### The data
########################################

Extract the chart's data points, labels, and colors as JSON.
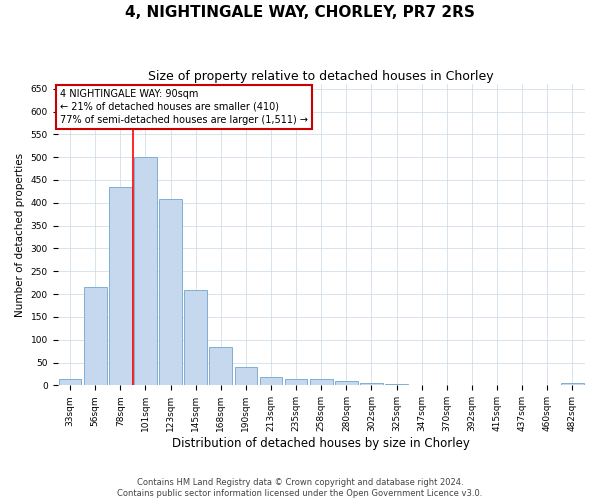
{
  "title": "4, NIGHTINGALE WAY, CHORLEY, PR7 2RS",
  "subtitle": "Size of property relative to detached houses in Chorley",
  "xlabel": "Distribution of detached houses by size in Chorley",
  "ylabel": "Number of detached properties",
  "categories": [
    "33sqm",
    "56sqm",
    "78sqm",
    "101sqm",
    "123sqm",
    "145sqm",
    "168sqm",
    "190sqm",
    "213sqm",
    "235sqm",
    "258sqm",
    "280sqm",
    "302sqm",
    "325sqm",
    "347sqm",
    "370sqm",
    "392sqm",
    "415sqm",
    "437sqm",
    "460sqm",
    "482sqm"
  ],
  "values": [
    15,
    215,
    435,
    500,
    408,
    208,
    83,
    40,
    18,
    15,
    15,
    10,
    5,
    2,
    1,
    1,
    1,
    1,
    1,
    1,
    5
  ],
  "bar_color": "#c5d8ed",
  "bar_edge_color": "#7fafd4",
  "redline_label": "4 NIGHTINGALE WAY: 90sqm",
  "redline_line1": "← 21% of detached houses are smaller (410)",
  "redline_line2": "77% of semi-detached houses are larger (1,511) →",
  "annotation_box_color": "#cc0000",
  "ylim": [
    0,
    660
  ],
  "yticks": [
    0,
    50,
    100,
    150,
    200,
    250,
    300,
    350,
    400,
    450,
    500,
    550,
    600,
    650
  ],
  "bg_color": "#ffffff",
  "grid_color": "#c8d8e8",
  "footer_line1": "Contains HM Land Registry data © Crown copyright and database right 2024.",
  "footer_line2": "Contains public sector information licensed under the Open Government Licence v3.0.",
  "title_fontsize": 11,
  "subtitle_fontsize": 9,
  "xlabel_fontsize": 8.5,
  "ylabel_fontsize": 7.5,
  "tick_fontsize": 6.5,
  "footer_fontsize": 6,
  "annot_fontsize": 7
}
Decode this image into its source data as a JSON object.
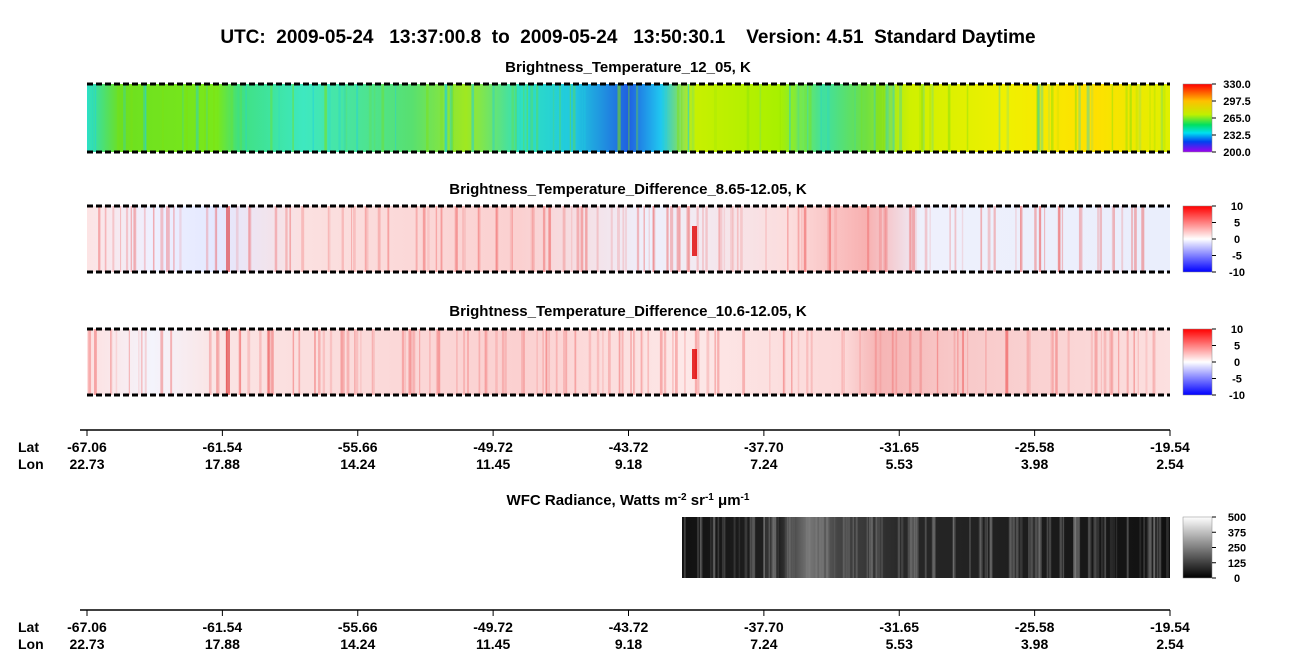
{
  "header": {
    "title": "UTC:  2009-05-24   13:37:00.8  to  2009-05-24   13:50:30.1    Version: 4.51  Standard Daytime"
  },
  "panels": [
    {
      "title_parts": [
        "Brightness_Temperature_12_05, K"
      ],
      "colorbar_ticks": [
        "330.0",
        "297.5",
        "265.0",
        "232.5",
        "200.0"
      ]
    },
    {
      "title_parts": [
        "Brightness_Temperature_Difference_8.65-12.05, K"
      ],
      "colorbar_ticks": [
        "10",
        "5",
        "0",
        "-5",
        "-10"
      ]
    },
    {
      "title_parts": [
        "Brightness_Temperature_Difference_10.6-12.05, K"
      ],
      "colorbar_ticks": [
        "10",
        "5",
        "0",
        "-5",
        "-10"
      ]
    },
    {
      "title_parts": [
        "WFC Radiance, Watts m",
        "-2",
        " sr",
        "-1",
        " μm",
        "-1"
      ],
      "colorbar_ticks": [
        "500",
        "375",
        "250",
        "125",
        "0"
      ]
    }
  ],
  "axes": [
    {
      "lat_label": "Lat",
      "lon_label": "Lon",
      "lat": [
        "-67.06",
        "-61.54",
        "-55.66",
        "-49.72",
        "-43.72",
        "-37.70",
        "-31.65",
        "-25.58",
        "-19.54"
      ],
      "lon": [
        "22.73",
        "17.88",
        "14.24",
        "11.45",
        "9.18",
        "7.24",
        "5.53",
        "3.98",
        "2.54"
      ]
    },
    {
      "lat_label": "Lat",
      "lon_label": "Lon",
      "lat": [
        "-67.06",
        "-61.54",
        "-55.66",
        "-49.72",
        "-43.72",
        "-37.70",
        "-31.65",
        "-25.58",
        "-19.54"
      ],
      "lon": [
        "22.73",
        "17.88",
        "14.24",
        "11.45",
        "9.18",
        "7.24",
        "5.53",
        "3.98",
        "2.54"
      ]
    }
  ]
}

########################################

### Aim
Write the records out once more, exactly as they appear, with no pictures.

### Task solution
Extract the chart's data points, labels, and colors as JSON.
{
  "title": "4, NIGHTINGALE WAY, CHORLEY, PR7 2RS",
  "subtitle": "Size of property relative to detached houses in Chorley",
  "xlabel": "Distribution of detached houses by size in Chorley",
  "ylabel": "Number of detached properties",
  "categories": [
    "33sqm",
    "56sqm",
    "78sqm",
    "101sqm",
    "123sqm",
    "145sqm",
    "168sqm",
    "190sqm",
    "213sqm",
    "235sqm",
    "258sqm",
    "280sqm",
    "302sqm",
    "325sqm",
    "347sqm",
    "370sqm",
    "392sqm",
    "415sqm",
    "437sqm",
    "460sqm",
    "482sqm"
  ],
  "values": [
    15,
    215,
    435,
    500,
    408,
    208,
    83,
    40,
    18,
    15,
    15,
    10,
    5,
    2,
    1,
    1,
    1,
    1,
    1,
    1,
    5
  ],
  "bar_color": "#c5d8ed",
  "bar_edge_color": "#7fafd4",
  "redline_label": "4 NIGHTINGALE WAY: 90sqm",
  "redline_line1": "← 21% of detached houses are smaller (410)",
  "redline_line2": "77% of semi-detached houses are larger (1,511) →",
  "annotation_box_color": "#cc0000",
  "ylim": [
    0,
    660
  ],
  "yticks": [
    0,
    50,
    100,
    150,
    200,
    250,
    300,
    350,
    400,
    450,
    500,
    550,
    600,
    650
  ],
  "bg_color": "#ffffff",
  "grid_color": "#c8d8e8",
  "footer_line1": "Contains HM Land Registry data © Crown copyright and database right 2024.",
  "footer_line2": "Contains public sector information licensed under the Open Government Licence v3.0.",
  "title_fontsize": 11,
  "subtitle_fontsize": 9,
  "xlabel_fontsize": 8.5,
  "ylabel_fontsize": 7.5,
  "tick_fontsize": 6.5,
  "footer_fontsize": 6,
  "annot_fontsize": 7
}
Decode this image into its source data as a JSON object.
{
  "header": {
    "title": "UTC:  2009-05-24   13:37:00.8  to  2009-05-24   13:50:30.1    Version: 4.51  Standard Daytime"
  },
  "panels": [
    {
      "title_parts": [
        "Brightness_Temperature_12_05, K"
      ],
      "colorbar_ticks": [
        "330.0",
        "297.5",
        "265.0",
        "232.5",
        "200.0"
      ]
    },
    {
      "title_parts": [
        "Brightness_Temperature_Difference_8.65-12.05, K"
      ],
      "colorbar_ticks": [
        "10",
        "5",
        "0",
        "-5",
        "-10"
      ]
    },
    {
      "title_parts": [
        "Brightness_Temperature_Difference_10.6-12.05, K"
      ],
      "colorbar_ticks": [
        "10",
        "5",
        "0",
        "-5",
        "-10"
      ]
    },
    {
      "title_parts": [
        "WFC Radiance, Watts m",
        "-2",
        " sr",
        "-1",
        " μm",
        "-1"
      ],
      "colorbar_ticks": [
        "500",
        "375",
        "250",
        "125",
        "0"
      ]
    }
  ],
  "axes": [
    {
      "lat_label": "Lat",
      "lon_label": "Lon",
      "lat": [
        "-67.06",
        "-61.54",
        "-55.66",
        "-49.72",
        "-43.72",
        "-37.70",
        "-31.65",
        "-25.58",
        "-19.54"
      ],
      "lon": [
        "22.73",
        "17.88",
        "14.24",
        "11.45",
        "9.18",
        "7.24",
        "5.53",
        "3.98",
        "2.54"
      ]
    },
    {
      "lat_label": "Lat",
      "lon_label": "Lon",
      "lat": [
        "-67.06",
        "-61.54",
        "-55.66",
        "-49.72",
        "-43.72",
        "-37.70",
        "-31.65",
        "-25.58",
        "-19.54"
      ],
      "lon": [
        "22.73",
        "17.88",
        "14.24",
        "11.45",
        "9.18",
        "7.24",
        "5.53",
        "3.98",
        "2.54"
      ]
    }
  ]
}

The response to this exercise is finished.